### [WORK REQUIRED]
Each of the entries should be retyped precisely as it appears.
********************
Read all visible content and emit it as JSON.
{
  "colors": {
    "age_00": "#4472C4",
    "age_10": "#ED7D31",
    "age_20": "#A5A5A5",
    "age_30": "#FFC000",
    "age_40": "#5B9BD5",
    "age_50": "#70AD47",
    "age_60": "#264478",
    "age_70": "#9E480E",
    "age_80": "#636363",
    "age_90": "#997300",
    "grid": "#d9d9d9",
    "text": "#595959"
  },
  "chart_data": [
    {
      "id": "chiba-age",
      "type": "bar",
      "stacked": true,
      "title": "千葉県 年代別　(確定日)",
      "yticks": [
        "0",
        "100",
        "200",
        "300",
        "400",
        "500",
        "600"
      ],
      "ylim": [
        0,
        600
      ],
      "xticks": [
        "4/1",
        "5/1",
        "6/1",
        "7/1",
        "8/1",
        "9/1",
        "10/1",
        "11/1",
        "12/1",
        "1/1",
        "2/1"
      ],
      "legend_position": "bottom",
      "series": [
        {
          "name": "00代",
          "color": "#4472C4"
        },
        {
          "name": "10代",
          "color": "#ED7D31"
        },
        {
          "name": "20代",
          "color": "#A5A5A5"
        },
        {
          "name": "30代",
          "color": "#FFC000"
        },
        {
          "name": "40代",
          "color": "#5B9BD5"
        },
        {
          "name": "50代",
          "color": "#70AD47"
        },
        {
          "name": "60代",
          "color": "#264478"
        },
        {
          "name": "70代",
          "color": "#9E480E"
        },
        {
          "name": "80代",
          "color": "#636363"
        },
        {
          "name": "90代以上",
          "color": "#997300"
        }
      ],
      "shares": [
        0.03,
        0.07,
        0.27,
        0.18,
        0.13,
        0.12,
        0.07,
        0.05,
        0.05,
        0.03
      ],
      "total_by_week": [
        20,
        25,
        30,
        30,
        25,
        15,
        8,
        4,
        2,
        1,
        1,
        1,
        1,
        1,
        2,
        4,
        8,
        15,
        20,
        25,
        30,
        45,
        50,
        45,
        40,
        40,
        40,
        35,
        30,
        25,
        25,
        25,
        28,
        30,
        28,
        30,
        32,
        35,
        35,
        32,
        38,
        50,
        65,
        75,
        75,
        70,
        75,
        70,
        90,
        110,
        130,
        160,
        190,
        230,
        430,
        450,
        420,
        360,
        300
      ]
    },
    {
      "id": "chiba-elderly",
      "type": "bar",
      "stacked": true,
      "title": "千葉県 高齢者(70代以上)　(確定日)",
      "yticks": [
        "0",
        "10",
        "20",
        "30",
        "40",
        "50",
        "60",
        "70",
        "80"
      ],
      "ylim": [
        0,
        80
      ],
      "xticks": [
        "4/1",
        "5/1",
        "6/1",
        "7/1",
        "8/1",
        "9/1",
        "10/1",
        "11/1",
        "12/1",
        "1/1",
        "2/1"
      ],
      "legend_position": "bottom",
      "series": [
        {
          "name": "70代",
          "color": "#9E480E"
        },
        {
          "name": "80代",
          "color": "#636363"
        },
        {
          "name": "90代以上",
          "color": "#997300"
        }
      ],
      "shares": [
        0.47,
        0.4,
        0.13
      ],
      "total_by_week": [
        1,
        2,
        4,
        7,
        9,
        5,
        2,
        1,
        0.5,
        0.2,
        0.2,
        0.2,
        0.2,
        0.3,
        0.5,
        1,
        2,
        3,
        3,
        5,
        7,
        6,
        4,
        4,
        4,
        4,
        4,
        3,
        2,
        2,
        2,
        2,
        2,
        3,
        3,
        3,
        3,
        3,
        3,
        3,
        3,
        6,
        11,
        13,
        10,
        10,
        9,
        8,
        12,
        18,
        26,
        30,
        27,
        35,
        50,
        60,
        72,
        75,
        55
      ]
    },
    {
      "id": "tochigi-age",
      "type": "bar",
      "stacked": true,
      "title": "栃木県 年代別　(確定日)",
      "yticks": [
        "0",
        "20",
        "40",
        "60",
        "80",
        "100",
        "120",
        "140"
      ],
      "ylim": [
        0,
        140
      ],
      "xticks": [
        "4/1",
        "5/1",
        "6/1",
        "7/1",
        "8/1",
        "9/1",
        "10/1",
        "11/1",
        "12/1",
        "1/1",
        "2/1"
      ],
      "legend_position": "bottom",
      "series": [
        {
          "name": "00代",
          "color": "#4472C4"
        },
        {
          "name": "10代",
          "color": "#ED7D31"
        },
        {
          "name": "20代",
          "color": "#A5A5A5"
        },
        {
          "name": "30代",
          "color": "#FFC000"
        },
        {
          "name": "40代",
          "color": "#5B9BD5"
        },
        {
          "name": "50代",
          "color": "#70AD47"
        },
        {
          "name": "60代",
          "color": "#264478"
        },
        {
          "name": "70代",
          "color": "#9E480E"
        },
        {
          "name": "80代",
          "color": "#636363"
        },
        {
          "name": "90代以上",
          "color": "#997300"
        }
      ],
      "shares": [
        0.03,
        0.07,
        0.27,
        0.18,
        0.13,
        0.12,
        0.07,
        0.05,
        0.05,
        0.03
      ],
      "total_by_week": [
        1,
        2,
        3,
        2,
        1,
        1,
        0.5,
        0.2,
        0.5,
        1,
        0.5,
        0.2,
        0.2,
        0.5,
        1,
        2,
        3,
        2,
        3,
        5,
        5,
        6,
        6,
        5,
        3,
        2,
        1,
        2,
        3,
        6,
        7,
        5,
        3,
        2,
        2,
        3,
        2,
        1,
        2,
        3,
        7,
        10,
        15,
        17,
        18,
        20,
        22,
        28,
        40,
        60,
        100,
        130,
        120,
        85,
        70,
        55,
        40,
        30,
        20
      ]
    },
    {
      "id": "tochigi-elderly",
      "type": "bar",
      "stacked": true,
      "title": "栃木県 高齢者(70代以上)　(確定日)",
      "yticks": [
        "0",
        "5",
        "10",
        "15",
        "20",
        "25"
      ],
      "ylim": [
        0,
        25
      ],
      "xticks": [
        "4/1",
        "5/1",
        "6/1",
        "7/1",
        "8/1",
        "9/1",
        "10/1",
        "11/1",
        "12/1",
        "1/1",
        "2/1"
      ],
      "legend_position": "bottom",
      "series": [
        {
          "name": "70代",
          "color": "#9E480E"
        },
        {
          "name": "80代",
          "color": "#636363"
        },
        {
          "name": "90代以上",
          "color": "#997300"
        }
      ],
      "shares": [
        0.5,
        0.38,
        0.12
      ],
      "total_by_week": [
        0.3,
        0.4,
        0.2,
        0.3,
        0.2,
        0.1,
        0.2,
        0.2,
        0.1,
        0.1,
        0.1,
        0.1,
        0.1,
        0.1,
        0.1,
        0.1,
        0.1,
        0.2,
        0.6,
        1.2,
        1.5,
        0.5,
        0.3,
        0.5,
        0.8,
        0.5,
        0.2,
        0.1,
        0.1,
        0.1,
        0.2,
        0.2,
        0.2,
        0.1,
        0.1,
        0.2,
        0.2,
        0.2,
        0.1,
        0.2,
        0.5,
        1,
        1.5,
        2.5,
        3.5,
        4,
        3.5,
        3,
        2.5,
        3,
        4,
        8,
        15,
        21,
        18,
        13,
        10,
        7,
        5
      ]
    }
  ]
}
********************
### [SOLUTION TO THE EXERCISE]
Read all visible content and emit it as JSON.
{
  "colors": {
    "age_00": "#4472C4",
    "age_10": "#ED7D31",
    "age_20": "#A5A5A5",
    "age_30": "#FFC000",
    "age_40": "#5B9BD5",
    "age_50": "#70AD47",
    "age_60": "#264478",
    "age_70": "#9E480E",
    "age_80": "#636363",
    "age_90": "#997300",
    "grid": "#d9d9d9",
    "text": "#595959"
  },
  "chart_data": [
    {
      "id": "chiba-age",
      "type": "bar",
      "stacked": true,
      "title": "千葉県 年代別　(確定日)",
      "yticks": [
        "0",
        "100",
        "200",
        "300",
        "400",
        "500",
        "600"
      ],
      "ylim": [
        0,
        600
      ],
      "xticks": [
        "4/1",
        "5/1",
        "6/1",
        "7/1",
        "8/1",
        "9/1",
        "10/1",
        "11/1",
        "12/1",
        "1/1",
        "2/1"
      ],
      "legend_position": "bottom",
      "series": [
        {
          "name": "00代",
          "color": "#4472C4"
        },
        {
          "name": "10代",
          "color": "#ED7D31"
        },
        {
          "name": "20代",
          "color": "#A5A5A5"
        },
        {
          "name": "30代",
          "color": "#FFC000"
        },
        {
          "name": "40代",
          "color": "#5B9BD5"
        },
        {
          "name": "50代",
          "color": "#70AD47"
        },
        {
          "name": "60代",
          "color": "#264478"
        },
        {
          "name": "70代",
          "color": "#9E480E"
        },
        {
          "name": "80代",
          "color": "#636363"
        },
        {
          "name": "90代以上",
          "color": "#997300"
        }
      ],
      "shares": [
        0.03,
        0.07,
        0.27,
        0.18,
        0.13,
        0.12,
        0.07,
        0.05,
        0.05,
        0.03
      ],
      "total_by_week": [
        20,
        25,
        30,
        30,
        25,
        15,
        8,
        4,
        2,
        1,
        1,
        1,
        1,
        1,
        2,
        4,
        8,
        15,
        20,
        25,
        30,
        45,
        50,
        45,
        40,
        40,
        40,
        35,
        30,
        25,
        25,
        25,
        28,
        30,
        28,
        30,
        32,
        35,
        35,
        32,
        38,
        50,
        65,
        75,
        75,
        70,
        75,
        70,
        90,
        110,
        130,
        160,
        190,
        230,
        430,
        450,
        420,
        360,
        300
      ]
    },
    {
      "id": "chiba-elderly",
      "type": "bar",
      "stacked": true,
      "title": "千葉県 高齢者(70代以上)　(確定日)",
      "yticks": [
        "0",
        "10",
        "20",
        "30",
        "40",
        "50",
        "60",
        "70",
        "80"
      ],
      "ylim": [
        0,
        80
      ],
      "xticks": [
        "4/1",
        "5/1",
        "6/1",
        "7/1",
        "8/1",
        "9/1",
        "10/1",
        "11/1",
        "12/1",
        "1/1",
        "2/1"
      ],
      "legend_position": "bottom",
      "series": [
        {
          "name": "70代",
          "color": "#9E480E"
        },
        {
          "name": "80代",
          "color": "#636363"
        },
        {
          "name": "90代以上",
          "color": "#997300"
        }
      ],
      "shares": [
        0.47,
        0.4,
        0.13
      ],
      "total_by_week": [
        1,
        2,
        4,
        7,
        9,
        5,
        2,
        1,
        0.5,
        0.2,
        0.2,
        0.2,
        0.2,
        0.3,
        0.5,
        1,
        2,
        3,
        3,
        5,
        7,
        6,
        4,
        4,
        4,
        4,
        4,
        3,
        2,
        2,
        2,
        2,
        2,
        3,
        3,
        3,
        3,
        3,
        3,
        3,
        3,
        6,
        11,
        13,
        10,
        10,
        9,
        8,
        12,
        18,
        26,
        30,
        27,
        35,
        50,
        60,
        72,
        75,
        55
      ]
    },
    {
      "id": "tochigi-age",
      "type": "bar",
      "stacked": true,
      "title": "栃木県 年代別　(確定日)",
      "yticks": [
        "0",
        "20",
        "40",
        "60",
        "80",
        "100",
        "120",
        "140"
      ],
      "ylim": [
        0,
        140
      ],
      "xticks": [
        "4/1",
        "5/1",
        "6/1",
        "7/1",
        "8/1",
        "9/1",
        "10/1",
        "11/1",
        "12/1",
        "1/1",
        "2/1"
      ],
      "legend_position": "bottom",
      "series": [
        {
          "name": "00代",
          "color": "#4472C4"
        },
        {
          "name": "10代",
          "color": "#ED7D31"
        },
        {
          "name": "20代",
          "color": "#A5A5A5"
        },
        {
          "name": "30代",
          "color": "#FFC000"
        },
        {
          "name": "40代",
          "color": "#5B9BD5"
        },
        {
          "name": "50代",
          "color": "#70AD47"
        },
        {
          "name": "60代",
          "color": "#264478"
        },
        {
          "name": "70代",
          "color": "#9E480E"
        },
        {
          "name": "80代",
          "color": "#636363"
        },
        {
          "name": "90代以上",
          "color": "#997300"
        }
      ],
      "shares": [
        0.03,
        0.07,
        0.27,
        0.18,
        0.13,
        0.12,
        0.07,
        0.05,
        0.05,
        0.03
      ],
      "total_by_week": [
        1,
        2,
        3,
        2,
        1,
        1,
        0.5,
        0.2,
        0.5,
        1,
        0.5,
        0.2,
        0.2,
        0.5,
        1,
        2,
        3,
        2,
        3,
        5,
        5,
        6,
        6,
        5,
        3,
        2,
        1,
        2,
        3,
        6,
        7,
        5,
        3,
        2,
        2,
        3,
        2,
        1,
        2,
        3,
        7,
        10,
        15,
        17,
        18,
        20,
        22,
        28,
        40,
        60,
        100,
        130,
        120,
        85,
        70,
        55,
        40,
        30,
        20
      ]
    },
    {
      "id": "tochigi-elderly",
      "type": "bar",
      "stacked": true,
      "title": "栃木県 高齢者(70代以上)　(確定日)",
      "yticks": [
        "0",
        "5",
        "10",
        "15",
        "20",
        "25"
      ],
      "ylim": [
        0,
        25
      ],
      "xticks": [
        "4/1",
        "5/1",
        "6/1",
        "7/1",
        "8/1",
        "9/1",
        "10/1",
        "11/1",
        "12/1",
        "1/1",
        "2/1"
      ],
      "legend_position": "bottom",
      "series": [
        {
          "name": "70代",
          "color": "#9E480E"
        },
        {
          "name": "80代",
          "color": "#636363"
        },
        {
          "name": "90代以上",
          "color": "#997300"
        }
      ],
      "shares": [
        0.5,
        0.38,
        0.12
      ],
      "total_by_week": [
        0.3,
        0.4,
        0.2,
        0.3,
        0.2,
        0.1,
        0.2,
        0.2,
        0.1,
        0.1,
        0.1,
        0.1,
        0.1,
        0.1,
        0.1,
        0.1,
        0.1,
        0.2,
        0.6,
        1.2,
        1.5,
        0.5,
        0.3,
        0.5,
        0.8,
        0.5,
        0.2,
        0.1,
        0.1,
        0.1,
        0.2,
        0.2,
        0.2,
        0.1,
        0.1,
        0.2,
        0.2,
        0.2,
        0.1,
        0.2,
        0.5,
        1,
        1.5,
        2.5,
        3.5,
        4,
        3.5,
        3,
        2.5,
        3,
        4,
        8,
        15,
        21,
        18,
        13,
        10,
        7,
        5
      ]
    }
  ]
}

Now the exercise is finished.